Data entries

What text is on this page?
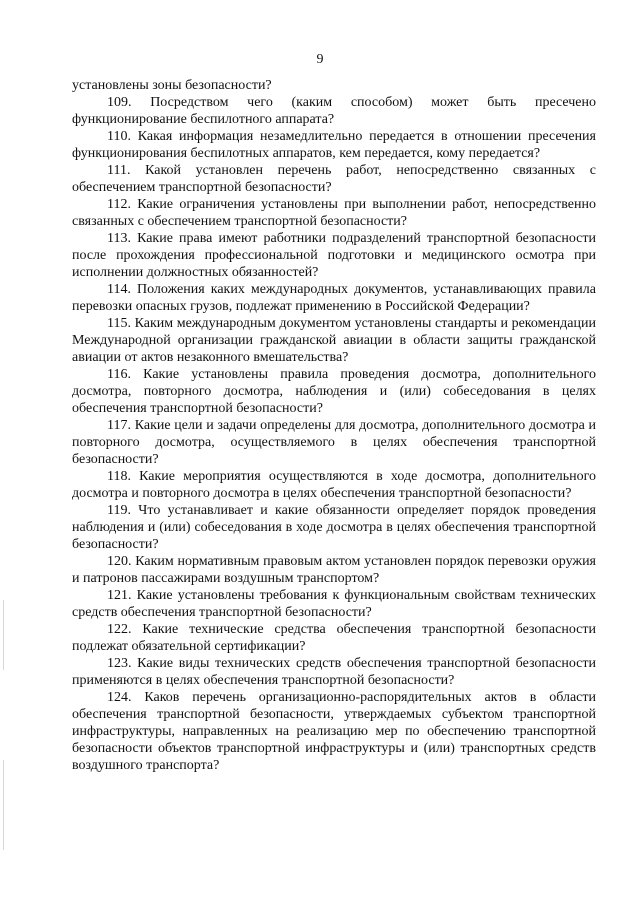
9

установлены зоны безопасности?

109. Посредством чего (каким способом) может быть пресечено функционирование беспилотного аппарата?

110. Какая информация незамедлительно передается в отношении пресечения функционирования беспилотных аппаратов, кем передается, кому передается?

111. Какой установлен перечень работ, непосредственно связанных с обеспечением транспортной безопасности?

112. Какие ограничения установлены при выполнении работ, непосредственно связанных с обеспечением транспортной безопасности?

113. Какие права имеют работники подразделений транспортной безопасности после прохождения профессиональной подготовки и медицинского осмотра при исполнении должностных обязанностей?

114. Положения каких международных документов, устанавливающих правила перевозки опасных грузов, подлежат применению в Российской Федерации?

115. Каким международным документом установлены стандарты и рекомендации Международной организации гражданской авиации в области защиты гражданской авиации от актов незаконного вмешательства?

116. Какие установлены правила проведения досмотра, дополнительного досмотра, повторного досмотра, наблюдения и (или) собеседования в целях обеспечения транспортной безопасности?

117. Какие цели и задачи определены для досмотра, дополнительного досмотра и повторного досмотра, осуществляемого в целях обеспечения транспортной безопасности?

118. Какие мероприятия осуществляются в ходе досмотра, дополнительного досмотра и повторного досмотра в целях обеспечения транспортной безопасности?

119. Что устанавливает и какие обязанности определяет порядок проведения наблюдения и (или) собеседования в ходе досмотра в целях обеспечения транспортной безопасности?

120. Каким нормативным правовым актом установлен порядок перевозки оружия и патронов пассажирами воздушным транспортом?

121. Какие установлены требования к функциональным свойствам технических средств обеспечения транспортной безопасности?

122. Какие технические средства обеспечения транспортной безопасности подлежат обязательной сертификации?

123. Какие виды технических средств обеспечения транспортной безопасности применяются в целях обеспечения транспортной безопасности?

124. Каков перечень организационно-распорядительных актов в области обеспечения транспортной безопасности, утверждаемых субъектом транспортной инфраструктуры, направленных на реализацию мер по обеспечению транспортной безопасности объектов транспортной инфраструктуры и (или) транспортных средств воздушного транспорта?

* **Problem requirements**
Find the string "правила" in the entries above and return each line that holds it.

* **Solved exercise**
114. Положения каких международных документов, устанавливающих правила перевозки опасных грузов, подлежат применению в Российской Федерации?
116. Какие установлены правила проведения досмотра, дополнительного досмотра, повторного досмотра, наблюдения и (или) собеседования в целях обеспечения транспортной безопасности?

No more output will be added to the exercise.